• Source material
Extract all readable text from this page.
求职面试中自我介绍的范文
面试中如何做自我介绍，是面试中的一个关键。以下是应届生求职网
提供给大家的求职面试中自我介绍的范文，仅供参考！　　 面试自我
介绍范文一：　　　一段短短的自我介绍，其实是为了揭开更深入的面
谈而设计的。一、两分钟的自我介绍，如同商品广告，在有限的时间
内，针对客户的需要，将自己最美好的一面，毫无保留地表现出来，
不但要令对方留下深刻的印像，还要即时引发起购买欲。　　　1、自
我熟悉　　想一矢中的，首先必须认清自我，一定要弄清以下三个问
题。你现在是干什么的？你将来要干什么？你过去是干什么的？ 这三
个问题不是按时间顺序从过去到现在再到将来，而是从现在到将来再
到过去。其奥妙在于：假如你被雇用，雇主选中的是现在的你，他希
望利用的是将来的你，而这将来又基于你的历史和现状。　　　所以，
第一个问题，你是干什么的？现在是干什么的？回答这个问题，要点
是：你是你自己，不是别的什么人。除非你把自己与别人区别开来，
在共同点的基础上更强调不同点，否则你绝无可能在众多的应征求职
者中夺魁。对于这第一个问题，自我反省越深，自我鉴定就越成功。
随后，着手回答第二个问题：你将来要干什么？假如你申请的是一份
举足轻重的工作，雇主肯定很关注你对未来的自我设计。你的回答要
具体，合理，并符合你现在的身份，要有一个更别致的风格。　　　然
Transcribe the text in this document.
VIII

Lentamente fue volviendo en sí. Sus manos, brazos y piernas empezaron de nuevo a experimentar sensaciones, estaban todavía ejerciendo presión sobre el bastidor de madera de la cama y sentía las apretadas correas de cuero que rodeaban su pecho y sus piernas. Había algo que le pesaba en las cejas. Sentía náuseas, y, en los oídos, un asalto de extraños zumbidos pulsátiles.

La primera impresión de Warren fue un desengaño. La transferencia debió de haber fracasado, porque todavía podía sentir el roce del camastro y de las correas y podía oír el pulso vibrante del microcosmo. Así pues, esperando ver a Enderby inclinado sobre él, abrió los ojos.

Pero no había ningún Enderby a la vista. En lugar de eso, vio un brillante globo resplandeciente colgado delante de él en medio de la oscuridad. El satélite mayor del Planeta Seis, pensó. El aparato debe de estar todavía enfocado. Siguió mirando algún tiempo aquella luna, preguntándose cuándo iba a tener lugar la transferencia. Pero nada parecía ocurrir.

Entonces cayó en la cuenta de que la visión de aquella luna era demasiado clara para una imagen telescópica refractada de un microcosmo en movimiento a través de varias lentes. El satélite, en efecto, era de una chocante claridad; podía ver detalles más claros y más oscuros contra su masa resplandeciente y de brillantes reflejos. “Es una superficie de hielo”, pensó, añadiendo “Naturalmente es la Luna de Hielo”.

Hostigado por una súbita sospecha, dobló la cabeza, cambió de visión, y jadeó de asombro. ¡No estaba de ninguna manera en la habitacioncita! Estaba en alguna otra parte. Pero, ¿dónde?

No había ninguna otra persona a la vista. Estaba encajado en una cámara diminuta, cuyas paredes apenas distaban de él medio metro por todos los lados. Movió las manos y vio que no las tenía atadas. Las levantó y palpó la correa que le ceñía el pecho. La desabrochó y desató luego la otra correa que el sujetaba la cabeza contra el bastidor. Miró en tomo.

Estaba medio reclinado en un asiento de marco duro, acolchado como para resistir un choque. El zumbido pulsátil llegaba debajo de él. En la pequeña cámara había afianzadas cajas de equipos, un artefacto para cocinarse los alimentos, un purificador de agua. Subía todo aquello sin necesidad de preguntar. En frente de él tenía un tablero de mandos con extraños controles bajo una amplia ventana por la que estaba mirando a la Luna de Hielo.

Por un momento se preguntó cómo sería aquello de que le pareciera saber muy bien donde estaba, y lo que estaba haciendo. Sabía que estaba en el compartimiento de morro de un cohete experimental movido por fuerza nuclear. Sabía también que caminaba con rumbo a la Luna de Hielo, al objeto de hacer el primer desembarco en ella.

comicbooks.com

• Directions for this task
Within the entries above, work out how many lines contain the word "text". The number alone is the answer.

• Written reply
2